▶ [OBJECTIVE]: Using the material below, print a verbatim copy of every line from the one containing "Output a JSON" through the one containing "Enumerate this screenshot's", inclusive, and omit the pictures.

▶ [DATA ENTRIES]:
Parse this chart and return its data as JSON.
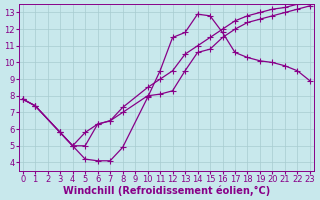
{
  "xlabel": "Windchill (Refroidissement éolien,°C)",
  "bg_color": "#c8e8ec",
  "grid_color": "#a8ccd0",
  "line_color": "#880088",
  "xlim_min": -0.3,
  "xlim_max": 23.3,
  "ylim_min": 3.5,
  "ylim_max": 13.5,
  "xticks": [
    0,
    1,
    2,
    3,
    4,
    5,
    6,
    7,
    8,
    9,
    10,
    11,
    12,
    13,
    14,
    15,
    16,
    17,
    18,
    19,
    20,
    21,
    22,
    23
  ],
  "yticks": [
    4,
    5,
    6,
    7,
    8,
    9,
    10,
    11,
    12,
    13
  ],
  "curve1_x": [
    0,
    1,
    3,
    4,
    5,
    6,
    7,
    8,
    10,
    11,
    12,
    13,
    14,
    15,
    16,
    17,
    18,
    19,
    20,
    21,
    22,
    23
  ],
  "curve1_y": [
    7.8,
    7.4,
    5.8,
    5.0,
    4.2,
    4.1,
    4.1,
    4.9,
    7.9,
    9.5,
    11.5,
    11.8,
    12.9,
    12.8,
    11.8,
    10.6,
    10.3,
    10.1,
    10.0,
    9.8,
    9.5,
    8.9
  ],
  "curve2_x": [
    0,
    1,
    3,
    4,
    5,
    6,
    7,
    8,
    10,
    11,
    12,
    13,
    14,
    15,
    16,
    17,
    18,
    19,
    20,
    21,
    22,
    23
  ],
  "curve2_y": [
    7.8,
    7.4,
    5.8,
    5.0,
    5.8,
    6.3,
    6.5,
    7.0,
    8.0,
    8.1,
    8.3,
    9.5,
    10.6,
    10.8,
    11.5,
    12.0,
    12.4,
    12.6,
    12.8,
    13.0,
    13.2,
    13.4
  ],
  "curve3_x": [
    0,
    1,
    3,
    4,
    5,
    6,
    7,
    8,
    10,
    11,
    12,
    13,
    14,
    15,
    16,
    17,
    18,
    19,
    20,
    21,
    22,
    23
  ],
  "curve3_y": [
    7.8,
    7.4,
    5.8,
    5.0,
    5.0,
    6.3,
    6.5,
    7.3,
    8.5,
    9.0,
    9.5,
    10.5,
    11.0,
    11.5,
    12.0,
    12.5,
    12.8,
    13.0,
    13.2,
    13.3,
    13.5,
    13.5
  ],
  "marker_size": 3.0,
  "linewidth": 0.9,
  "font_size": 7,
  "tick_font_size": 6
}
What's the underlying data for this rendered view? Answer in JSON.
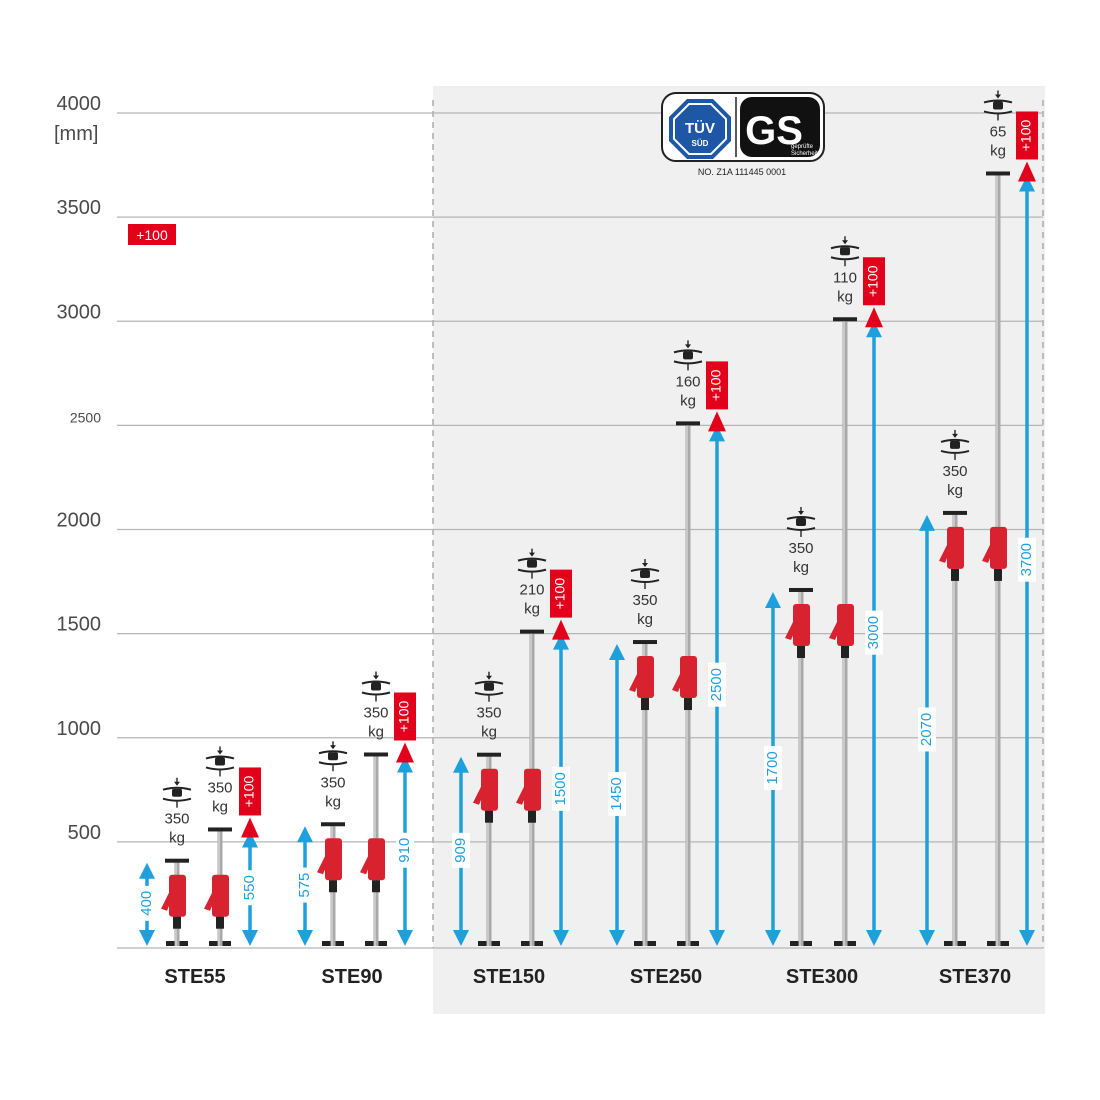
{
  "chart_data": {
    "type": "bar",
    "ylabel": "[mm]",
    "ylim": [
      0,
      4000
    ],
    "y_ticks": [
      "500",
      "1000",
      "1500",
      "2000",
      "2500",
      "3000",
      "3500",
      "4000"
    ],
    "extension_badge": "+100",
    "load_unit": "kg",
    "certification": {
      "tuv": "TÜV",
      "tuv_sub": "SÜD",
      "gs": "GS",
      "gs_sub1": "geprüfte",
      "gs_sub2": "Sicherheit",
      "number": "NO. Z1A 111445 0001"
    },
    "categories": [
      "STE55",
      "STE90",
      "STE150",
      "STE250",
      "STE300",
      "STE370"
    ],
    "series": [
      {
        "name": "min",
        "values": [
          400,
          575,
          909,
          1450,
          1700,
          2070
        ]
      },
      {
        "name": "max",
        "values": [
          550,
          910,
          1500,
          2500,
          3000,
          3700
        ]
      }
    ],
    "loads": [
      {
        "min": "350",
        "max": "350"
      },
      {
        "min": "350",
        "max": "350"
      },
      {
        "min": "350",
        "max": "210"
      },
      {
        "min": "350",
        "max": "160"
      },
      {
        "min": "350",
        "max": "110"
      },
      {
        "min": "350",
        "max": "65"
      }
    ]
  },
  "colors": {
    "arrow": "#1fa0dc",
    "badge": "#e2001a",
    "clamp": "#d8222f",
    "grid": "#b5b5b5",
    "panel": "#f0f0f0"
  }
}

* * *

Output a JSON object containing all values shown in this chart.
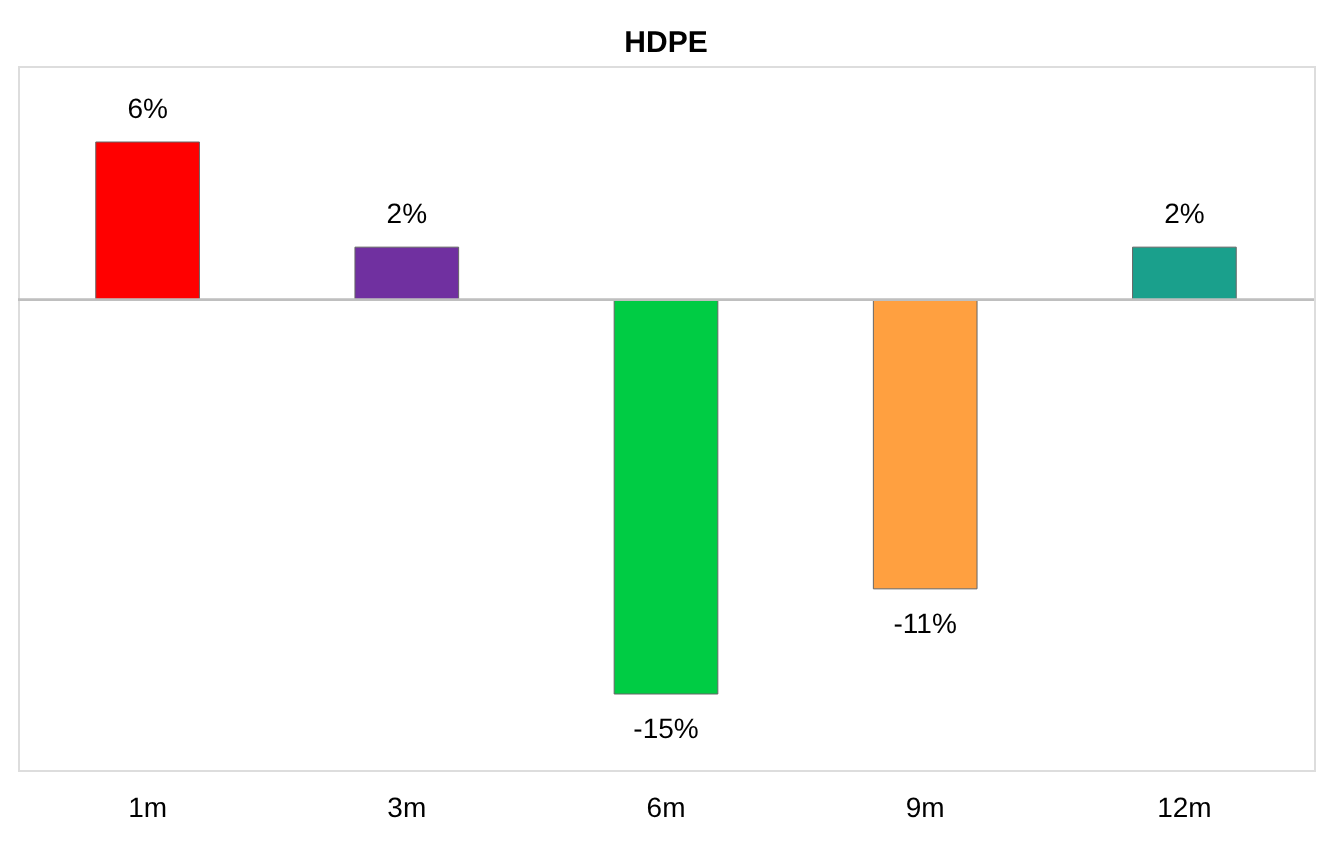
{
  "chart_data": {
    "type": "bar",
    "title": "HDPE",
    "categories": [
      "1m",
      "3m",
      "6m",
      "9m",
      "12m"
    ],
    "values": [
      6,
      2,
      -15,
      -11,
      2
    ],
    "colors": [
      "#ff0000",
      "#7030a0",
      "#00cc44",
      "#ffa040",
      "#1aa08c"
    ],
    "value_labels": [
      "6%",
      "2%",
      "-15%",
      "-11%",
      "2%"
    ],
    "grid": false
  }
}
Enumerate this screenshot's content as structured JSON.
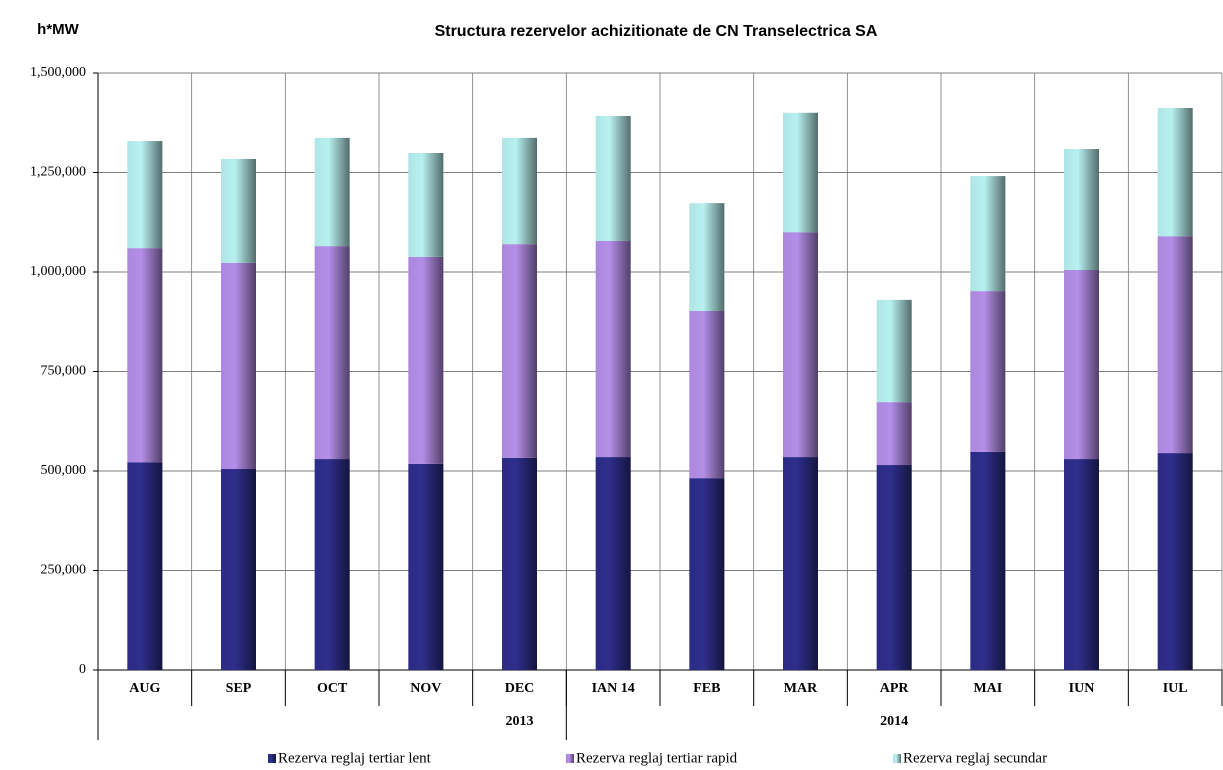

▶ [FINAL ANSWER]:
Output a JSON object containing all values shown in this chart.
{
  "chart_data": {
    "type": "bar",
    "title": "HDPE",
    "categories": [
      "1m",
      "3m",
      "6m",
      "9m",
      "12m"
    ],
    "values": [
      6,
      2,
      -15,
      -11,
      2
    ],
    "colors": [
      "#ff0000",
      "#7030a0",
      "#00cc44",
      "#ffa040",
      "#1aa08c"
    ],
    "value_labels": [
      "6%",
      "2%",
      "-15%",
      "-11%",
      "2%"
    ],
    "grid": false
  }
}
Enumerate this screenshot's content as structured JSON.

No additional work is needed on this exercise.